— BEGIN RECORDS TO USE —

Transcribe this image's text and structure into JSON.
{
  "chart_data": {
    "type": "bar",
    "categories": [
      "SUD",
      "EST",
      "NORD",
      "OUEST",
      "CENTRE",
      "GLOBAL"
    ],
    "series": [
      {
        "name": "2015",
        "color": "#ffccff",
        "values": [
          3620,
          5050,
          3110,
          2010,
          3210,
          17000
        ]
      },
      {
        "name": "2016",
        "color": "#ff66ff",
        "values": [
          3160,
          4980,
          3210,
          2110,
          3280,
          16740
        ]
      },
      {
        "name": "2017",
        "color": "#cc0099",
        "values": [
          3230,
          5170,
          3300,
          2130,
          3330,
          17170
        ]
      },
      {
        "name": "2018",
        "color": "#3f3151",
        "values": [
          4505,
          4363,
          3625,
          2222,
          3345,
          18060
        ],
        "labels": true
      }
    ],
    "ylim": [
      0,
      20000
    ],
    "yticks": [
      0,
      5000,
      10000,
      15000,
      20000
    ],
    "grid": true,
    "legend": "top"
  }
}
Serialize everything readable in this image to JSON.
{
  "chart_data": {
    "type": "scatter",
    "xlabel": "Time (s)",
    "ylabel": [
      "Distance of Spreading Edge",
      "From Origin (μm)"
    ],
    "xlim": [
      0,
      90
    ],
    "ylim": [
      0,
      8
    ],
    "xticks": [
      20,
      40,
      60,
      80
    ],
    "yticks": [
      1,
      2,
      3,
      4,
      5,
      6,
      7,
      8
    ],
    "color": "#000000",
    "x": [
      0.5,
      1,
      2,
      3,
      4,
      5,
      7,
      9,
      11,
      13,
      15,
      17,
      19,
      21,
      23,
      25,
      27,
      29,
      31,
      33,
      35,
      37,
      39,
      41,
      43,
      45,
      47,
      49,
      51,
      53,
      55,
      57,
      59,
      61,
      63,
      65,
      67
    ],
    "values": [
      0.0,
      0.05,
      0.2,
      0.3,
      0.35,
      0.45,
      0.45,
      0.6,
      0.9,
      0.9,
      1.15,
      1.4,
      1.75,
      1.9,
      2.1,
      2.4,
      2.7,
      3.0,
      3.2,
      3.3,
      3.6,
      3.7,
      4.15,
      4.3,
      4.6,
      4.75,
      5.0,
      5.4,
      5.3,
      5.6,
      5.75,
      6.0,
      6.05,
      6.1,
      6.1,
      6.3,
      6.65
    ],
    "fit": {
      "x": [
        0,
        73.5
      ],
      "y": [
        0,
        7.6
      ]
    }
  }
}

— END RECORDS TO USE —

** WORK TO BE COMPLETED **
All of the data must be returned exactly.

** RESPONSE FOR THIS EXERCISE **
Transcribe this image's text and structure into JSON.
{
  "chart_data": {
    "type": "bar",
    "categories": [
      "SUD",
      "EST",
      "NORD",
      "OUEST",
      "CENTRE",
      "GLOBAL"
    ],
    "series": [
      {
        "name": "2015",
        "color": "#ffccff",
        "values": [
          3620,
          5050,
          3110,
          2010,
          3210,
          17000
        ]
      },
      {
        "name": "2016",
        "color": "#ff66ff",
        "values": [
          3160,
          4980,
          3210,
          2110,
          3280,
          16740
        ]
      },
      {
        "name": "2017",
        "color": "#cc0099",
        "values": [
          3230,
          5170,
          3300,
          2130,
          3330,
          17170
        ]
      },
      {
        "name": "2018",
        "color": "#3f3151",
        "values": [
          4505,
          4363,
          3625,
          2222,
          3345,
          18060
        ],
        "labels": true
      }
    ],
    "ylim": [
      0,
      20000
    ],
    "yticks": [
      0,
      5000,
      10000,
      15000,
      20000
    ],
    "grid": true,
    "legend": "top"
  }
}
Serialize everything readable in this image to JSON.
{
  "chart_data": {
    "type": "scatter",
    "xlabel": "Time (s)",
    "ylabel": [
      "Distance of Spreading Edge",
      "From Origin (μm)"
    ],
    "xlim": [
      0,
      90
    ],
    "ylim": [
      0,
      8
    ],
    "xticks": [
      20,
      40,
      60,
      80
    ],
    "yticks": [
      1,
      2,
      3,
      4,
      5,
      6,
      7,
      8
    ],
    "color": "#000000",
    "x": [
      0.5,
      1,
      2,
      3,
      4,
      5,
      7,
      9,
      11,
      13,
      15,
      17,
      19,
      21,
      23,
      25,
      27,
      29,
      31,
      33,
      35,
      37,
      39,
      41,
      43,
      45,
      47,
      49,
      51,
      53,
      55,
      57,
      59,
      61,
      63,
      65,
      67
    ],
    "values": [
      0.0,
      0.05,
      0.2,
      0.3,
      0.35,
      0.45,
      0.45,
      0.6,
      0.9,
      0.9,
      1.15,
      1.4,
      1.75,
      1.9,
      2.1,
      2.4,
      2.7,
      3.0,
      3.2,
      3.3,
      3.6,
      3.7,
      4.15,
      4.3,
      4.6,
      4.75,
      5.0,
      5.4,
      5.3,
      5.6,
      5.75,
      6.0,
      6.05,
      6.1,
      6.1,
      6.3,
      6.65
    ],
    "fit": {
      "x": [
        0,
        73.5
      ],
      "y": [
        0,
        7.6
      ]
    }
  }
}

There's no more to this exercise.